[Data entries]
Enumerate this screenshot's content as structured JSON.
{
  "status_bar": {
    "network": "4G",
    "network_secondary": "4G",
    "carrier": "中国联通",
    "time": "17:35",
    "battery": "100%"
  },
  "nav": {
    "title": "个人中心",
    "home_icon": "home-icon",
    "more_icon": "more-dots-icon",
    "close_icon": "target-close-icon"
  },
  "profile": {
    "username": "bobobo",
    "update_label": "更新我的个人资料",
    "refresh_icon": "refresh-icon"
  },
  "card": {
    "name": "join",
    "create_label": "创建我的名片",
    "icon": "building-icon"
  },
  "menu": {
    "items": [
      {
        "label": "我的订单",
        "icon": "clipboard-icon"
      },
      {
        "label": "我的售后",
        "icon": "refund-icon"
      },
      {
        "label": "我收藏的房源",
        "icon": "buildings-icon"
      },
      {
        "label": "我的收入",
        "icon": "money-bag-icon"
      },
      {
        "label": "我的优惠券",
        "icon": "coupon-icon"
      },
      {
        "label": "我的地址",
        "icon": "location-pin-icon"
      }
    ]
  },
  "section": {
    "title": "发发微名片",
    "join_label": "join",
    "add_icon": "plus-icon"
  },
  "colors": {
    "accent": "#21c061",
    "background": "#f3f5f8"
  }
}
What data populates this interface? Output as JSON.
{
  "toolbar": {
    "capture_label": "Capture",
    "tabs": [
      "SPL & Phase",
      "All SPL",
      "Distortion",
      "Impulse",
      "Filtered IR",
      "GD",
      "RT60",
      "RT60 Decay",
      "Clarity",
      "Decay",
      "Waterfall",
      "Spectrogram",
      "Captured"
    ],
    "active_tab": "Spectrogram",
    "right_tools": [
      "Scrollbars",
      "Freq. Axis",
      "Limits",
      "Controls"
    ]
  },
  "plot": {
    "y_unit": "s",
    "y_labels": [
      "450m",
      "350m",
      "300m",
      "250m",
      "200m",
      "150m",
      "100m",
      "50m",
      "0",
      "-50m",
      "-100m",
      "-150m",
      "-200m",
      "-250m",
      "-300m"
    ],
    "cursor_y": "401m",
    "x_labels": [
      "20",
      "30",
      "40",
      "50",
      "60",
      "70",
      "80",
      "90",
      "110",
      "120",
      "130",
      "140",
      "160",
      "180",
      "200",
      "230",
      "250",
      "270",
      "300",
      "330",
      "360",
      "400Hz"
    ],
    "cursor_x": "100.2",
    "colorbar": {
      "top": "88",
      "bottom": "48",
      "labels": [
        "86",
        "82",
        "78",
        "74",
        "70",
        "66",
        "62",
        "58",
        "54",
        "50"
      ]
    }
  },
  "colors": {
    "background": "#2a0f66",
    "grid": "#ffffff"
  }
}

» TASK REQUIREMENTS: Without leaving anything out, give the entries again exactly.

» RESULT OF THIS EXERCISE:
Enumerate this screenshot's content as structured JSON.
{
  "status_bar": {
    "network": "4G",
    "network_secondary": "4G",
    "carrier": "中国联通",
    "time": "17:35",
    "battery": "100%"
  },
  "nav": {
    "title": "个人中心",
    "home_icon": "home-icon",
    "more_icon": "more-dots-icon",
    "close_icon": "target-close-icon"
  },
  "profile": {
    "username": "bobobo",
    "update_label": "更新我的个人资料",
    "refresh_icon": "refresh-icon"
  },
  "card": {
    "name": "join",
    "create_label": "创建我的名片",
    "icon": "building-icon"
  },
  "menu": {
    "items": [
      {
        "label": "我的订单",
        "icon": "clipboard-icon"
      },
      {
        "label": "我的售后",
        "icon": "refund-icon"
      },
      {
        "label": "我收藏的房源",
        "icon": "buildings-icon"
      },
      {
        "label": "我的收入",
        "icon": "money-bag-icon"
      },
      {
        "label": "我的优惠券",
        "icon": "coupon-icon"
      },
      {
        "label": "我的地址",
        "icon": "location-pin-icon"
      }
    ]
  },
  "section": {
    "title": "发发微名片",
    "join_label": "join",
    "add_icon": "plus-icon"
  },
  "colors": {
    "accent": "#21c061",
    "background": "#f3f5f8"
  }
}
What data populates this interface? Output as JSON.
{
  "toolbar": {
    "capture_label": "Capture",
    "tabs": [
      "SPL & Phase",
      "All SPL",
      "Distortion",
      "Impulse",
      "Filtered IR",
      "GD",
      "RT60",
      "RT60 Decay",
      "Clarity",
      "Decay",
      "Waterfall",
      "Spectrogram",
      "Captured"
    ],
    "active_tab": "Spectrogram",
    "right_tools": [
      "Scrollbars",
      "Freq. Axis",
      "Limits",
      "Controls"
    ]
  },
  "plot": {
    "y_unit": "s",
    "y_labels": [
      "450m",
      "350m",
      "300m",
      "250m",
      "200m",
      "150m",
      "100m",
      "50m",
      "0",
      "-50m",
      "-100m",
      "-150m",
      "-200m",
      "-250m",
      "-300m"
    ],
    "cursor_y": "401m",
    "x_labels": [
      "20",
      "30",
      "40",
      "50",
      "60",
      "70",
      "80",
      "90",
      "110",
      "120",
      "130",
      "140",
      "160",
      "180",
      "200",
      "230",
      "250",
      "270",
      "300",
      "330",
      "360",
      "400Hz"
    ],
    "cursor_x": "100.2",
    "colorbar": {
      "top": "88",
      "bottom": "48",
      "labels": [
        "86",
        "82",
        "78",
        "74",
        "70",
        "66",
        "62",
        "58",
        "54",
        "50"
      ]
    }
  },
  "colors": {
    "background": "#2a0f66",
    "grid": "#ffffff"
  }
}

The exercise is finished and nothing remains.